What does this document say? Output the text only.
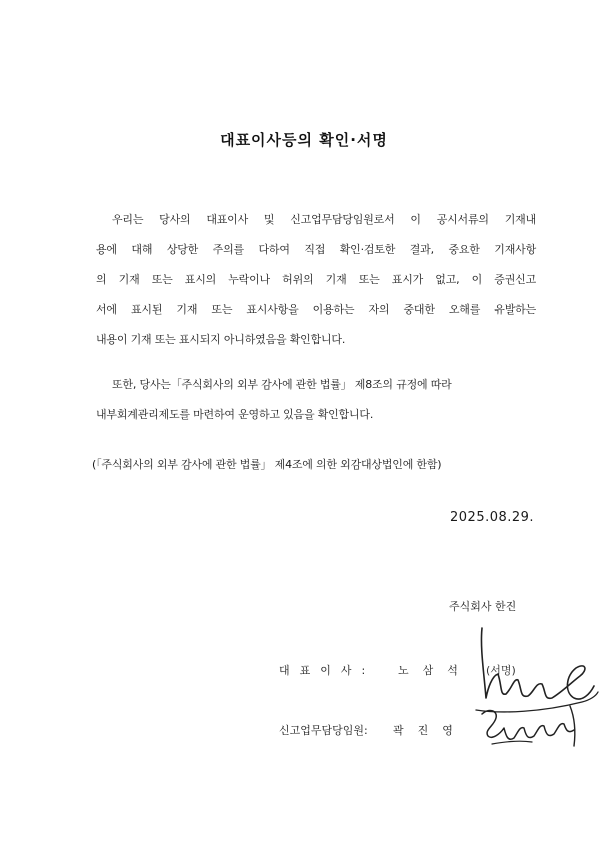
대표이사등의 확인·서명
우리는 당사의 대표이사 및 신고업무담당임원로서 이 공시서류의 기재내
용에 대해 상당한 주의를 다하여 직접 확인·검토한 결과, 중요한 기재사항
의 기재 또는 표시의 누락이나 허위의 기재 또는 표시가 없고, 이 증권신고
서에 표시된 기재 또는 표시사항을 이용하는 자의 중대한 오해를 유발하는
내용이 기재 또는 표시되지 아니하였음을 확인합니다.
또한, 당사는「주식회사의 외부 감사에 관한 법률」 제8조의 규정에 따라
내부회계관리제도를 마련하여 운영하고 있음을 확인합니다.
(「주식회사의 외부 감사에 관한 법률」 제4조에 의한 외감대상법인에 한함)
2025.08.29.
주식회사 한진
대표이사: 노삼석 (서명)
신고업무담당임원: 곽진영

● WHAT THE EXERCISE ASKS
Your copy should hold every record word for word and none of the pictures.

● IN RESPONSE
What does this document say? Output the text only.
대표이사등의 확인·서명
우리는 당사의 대표이사 및 신고업무담당임원로서 이 공시서류의 기재내
용에 대해 상당한 주의를 다하여 직접 확인·검토한 결과, 중요한 기재사항
의 기재 또는 표시의 누락이나 허위의 기재 또는 표시가 없고, 이 증권신고
서에 표시된 기재 또는 표시사항을 이용하는 자의 중대한 오해를 유발하는
내용이 기재 또는 표시되지 아니하였음을 확인합니다.
또한, 당사는「주식회사의 외부 감사에 관한 법률」 제8조의 규정에 따라
내부회계관리제도를 마련하여 운영하고 있음을 확인합니다.
(「주식회사의 외부 감사에 관한 법률」 제4조에 의한 외감대상법인에 한함)
2025.08.29.
주식회사 한진
대표이사: 노삼석 (서명)
신고업무담당임원: 곽진영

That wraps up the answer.